Records >>
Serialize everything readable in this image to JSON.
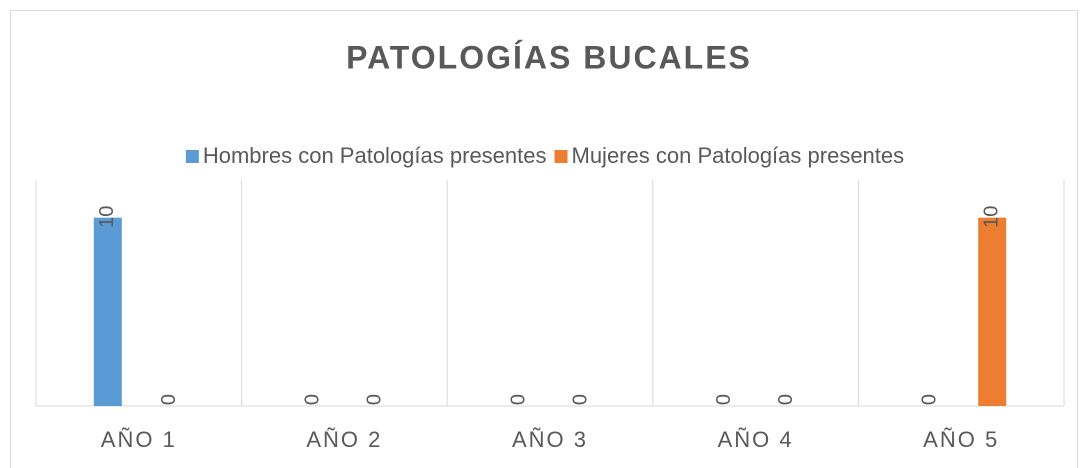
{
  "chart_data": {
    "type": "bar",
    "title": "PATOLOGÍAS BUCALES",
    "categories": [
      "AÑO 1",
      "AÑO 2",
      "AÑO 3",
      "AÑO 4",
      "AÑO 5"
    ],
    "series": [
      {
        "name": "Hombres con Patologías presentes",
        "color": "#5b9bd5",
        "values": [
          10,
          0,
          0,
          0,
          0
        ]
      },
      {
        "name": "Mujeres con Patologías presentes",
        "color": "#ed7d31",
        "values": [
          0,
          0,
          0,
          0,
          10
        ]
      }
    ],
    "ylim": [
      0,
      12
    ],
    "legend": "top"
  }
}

* * *

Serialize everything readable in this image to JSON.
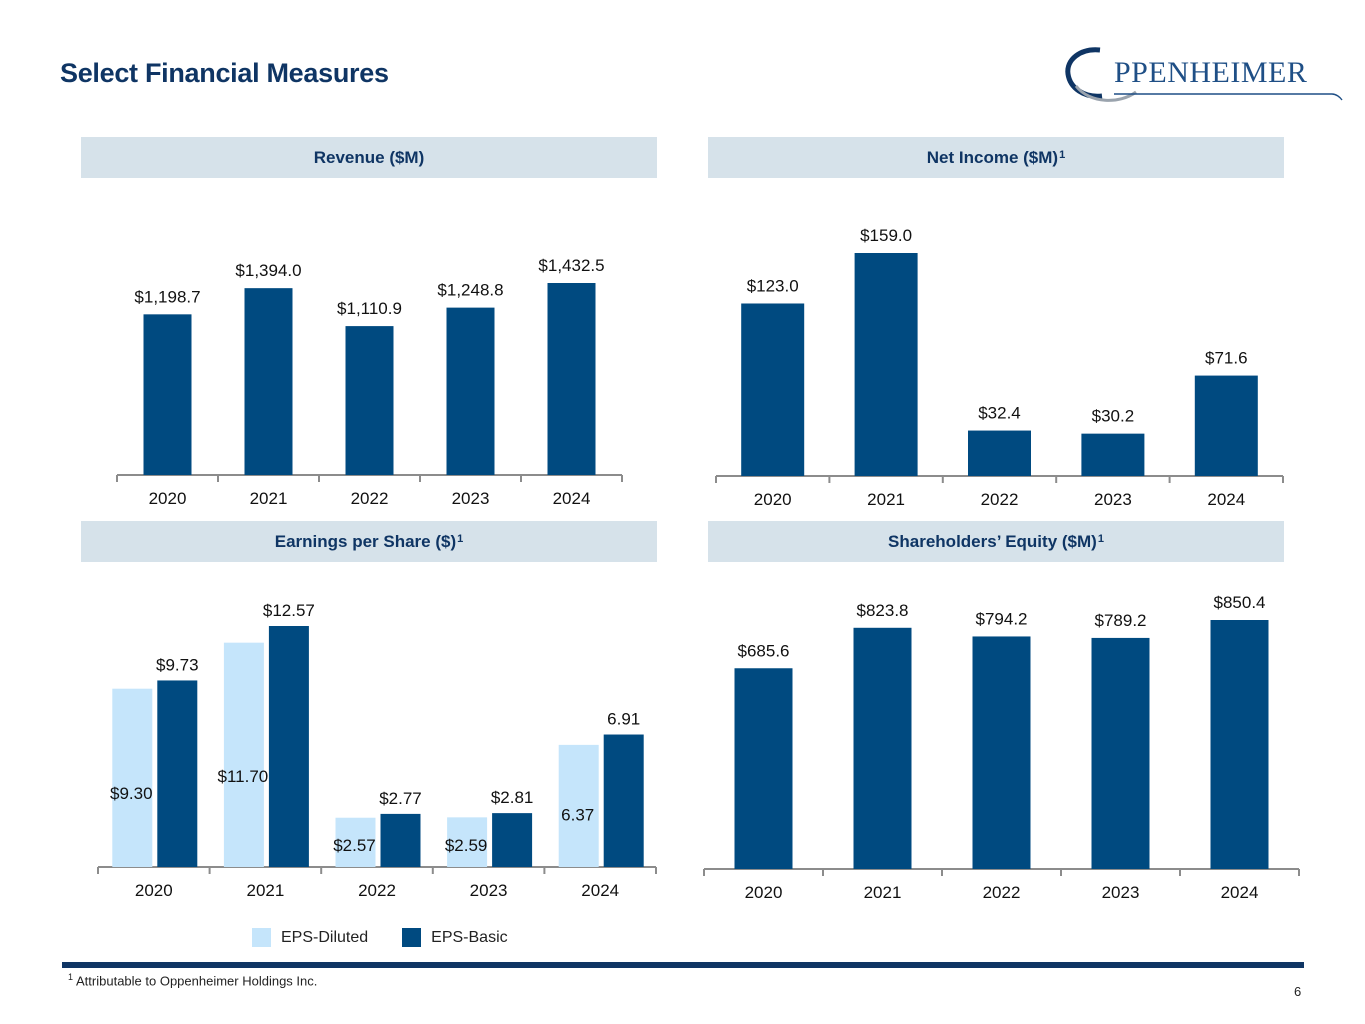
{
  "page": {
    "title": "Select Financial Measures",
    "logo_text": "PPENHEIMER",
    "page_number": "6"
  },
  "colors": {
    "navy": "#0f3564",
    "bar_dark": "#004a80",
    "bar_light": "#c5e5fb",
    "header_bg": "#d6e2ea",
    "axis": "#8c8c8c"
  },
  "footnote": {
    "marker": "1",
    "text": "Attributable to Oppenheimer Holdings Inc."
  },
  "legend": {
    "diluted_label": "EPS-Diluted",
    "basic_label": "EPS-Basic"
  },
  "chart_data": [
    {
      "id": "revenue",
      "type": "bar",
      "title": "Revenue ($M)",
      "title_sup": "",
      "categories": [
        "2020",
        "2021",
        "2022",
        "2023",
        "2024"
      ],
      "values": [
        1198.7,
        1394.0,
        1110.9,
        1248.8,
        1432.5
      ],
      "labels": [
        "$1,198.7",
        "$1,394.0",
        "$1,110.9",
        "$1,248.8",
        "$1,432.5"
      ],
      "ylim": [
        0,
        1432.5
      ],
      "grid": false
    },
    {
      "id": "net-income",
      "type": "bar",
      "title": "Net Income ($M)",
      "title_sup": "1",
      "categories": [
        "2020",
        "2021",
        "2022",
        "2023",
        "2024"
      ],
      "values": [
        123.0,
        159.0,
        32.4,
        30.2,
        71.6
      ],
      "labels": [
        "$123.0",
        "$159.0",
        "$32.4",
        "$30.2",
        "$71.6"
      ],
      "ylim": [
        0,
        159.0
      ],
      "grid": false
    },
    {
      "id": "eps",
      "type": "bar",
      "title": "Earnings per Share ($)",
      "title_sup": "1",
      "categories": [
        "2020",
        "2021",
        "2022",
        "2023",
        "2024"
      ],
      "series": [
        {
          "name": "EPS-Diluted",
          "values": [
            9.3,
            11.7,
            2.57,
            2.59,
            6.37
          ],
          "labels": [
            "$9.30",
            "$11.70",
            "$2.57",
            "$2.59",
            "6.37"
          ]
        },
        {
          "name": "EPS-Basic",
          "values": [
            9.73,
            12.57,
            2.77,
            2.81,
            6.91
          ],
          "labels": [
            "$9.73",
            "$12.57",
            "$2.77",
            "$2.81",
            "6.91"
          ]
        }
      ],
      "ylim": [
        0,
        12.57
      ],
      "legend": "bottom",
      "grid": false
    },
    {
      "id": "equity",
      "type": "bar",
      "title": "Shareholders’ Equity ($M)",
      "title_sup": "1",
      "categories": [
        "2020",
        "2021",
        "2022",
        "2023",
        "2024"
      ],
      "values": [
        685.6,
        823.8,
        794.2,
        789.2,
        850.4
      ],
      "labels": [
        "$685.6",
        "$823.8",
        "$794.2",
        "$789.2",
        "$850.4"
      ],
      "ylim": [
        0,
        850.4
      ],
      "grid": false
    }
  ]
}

Set task >> Copy every line from the entries that contains the word "presentes".

Problem solution >>
        "name": "Hombres con Patologías presentes",
        "name": "Mujeres con Patologías presentes",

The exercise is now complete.